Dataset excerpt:
************
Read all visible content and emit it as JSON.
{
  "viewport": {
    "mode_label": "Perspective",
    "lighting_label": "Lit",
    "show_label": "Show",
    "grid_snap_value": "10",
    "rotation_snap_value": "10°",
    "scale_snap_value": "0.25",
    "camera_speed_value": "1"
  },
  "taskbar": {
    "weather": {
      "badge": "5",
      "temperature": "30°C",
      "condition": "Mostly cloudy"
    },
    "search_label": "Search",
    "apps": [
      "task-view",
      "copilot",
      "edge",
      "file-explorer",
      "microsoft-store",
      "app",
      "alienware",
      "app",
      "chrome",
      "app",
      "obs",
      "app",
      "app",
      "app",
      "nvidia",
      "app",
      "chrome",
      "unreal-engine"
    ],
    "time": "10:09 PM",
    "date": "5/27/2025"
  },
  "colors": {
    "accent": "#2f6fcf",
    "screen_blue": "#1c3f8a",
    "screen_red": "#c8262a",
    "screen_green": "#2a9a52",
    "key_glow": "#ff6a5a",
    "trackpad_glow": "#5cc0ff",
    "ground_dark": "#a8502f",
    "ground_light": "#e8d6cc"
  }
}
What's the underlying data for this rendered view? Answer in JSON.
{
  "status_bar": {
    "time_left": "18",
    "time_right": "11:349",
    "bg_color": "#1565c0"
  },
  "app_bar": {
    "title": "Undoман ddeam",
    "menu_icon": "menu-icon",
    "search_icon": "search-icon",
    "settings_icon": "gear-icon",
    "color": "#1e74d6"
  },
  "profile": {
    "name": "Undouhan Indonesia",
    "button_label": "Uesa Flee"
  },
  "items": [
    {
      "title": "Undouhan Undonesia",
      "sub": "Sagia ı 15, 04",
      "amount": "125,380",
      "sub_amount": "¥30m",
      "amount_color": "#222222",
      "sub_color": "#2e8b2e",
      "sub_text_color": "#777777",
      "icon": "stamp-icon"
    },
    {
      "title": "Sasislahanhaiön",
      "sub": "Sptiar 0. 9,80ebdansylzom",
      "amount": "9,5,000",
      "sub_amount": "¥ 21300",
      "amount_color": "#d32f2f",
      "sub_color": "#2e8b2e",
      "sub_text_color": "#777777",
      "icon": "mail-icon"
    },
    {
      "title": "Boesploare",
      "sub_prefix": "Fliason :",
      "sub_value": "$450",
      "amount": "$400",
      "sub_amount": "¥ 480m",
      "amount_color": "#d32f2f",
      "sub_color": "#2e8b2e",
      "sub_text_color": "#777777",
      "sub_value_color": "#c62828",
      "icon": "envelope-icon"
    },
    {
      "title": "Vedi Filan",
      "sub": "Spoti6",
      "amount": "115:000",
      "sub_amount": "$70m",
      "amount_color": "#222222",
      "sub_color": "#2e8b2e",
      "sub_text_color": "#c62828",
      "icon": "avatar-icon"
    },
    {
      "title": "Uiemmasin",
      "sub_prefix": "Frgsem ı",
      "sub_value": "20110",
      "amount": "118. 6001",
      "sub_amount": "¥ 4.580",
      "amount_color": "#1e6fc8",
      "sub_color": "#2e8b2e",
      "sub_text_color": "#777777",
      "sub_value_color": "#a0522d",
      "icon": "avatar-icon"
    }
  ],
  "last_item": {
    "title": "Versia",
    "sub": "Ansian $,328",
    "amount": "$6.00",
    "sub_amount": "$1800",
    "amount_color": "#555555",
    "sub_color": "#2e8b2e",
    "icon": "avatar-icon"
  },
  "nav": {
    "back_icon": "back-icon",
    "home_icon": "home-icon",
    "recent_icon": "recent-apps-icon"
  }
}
************
Search the entries for the word "JSON", then list each line that holds it.

Read all visible content and emit it as JSON.
What's the underlying data for this rendered view? Answer in JSON.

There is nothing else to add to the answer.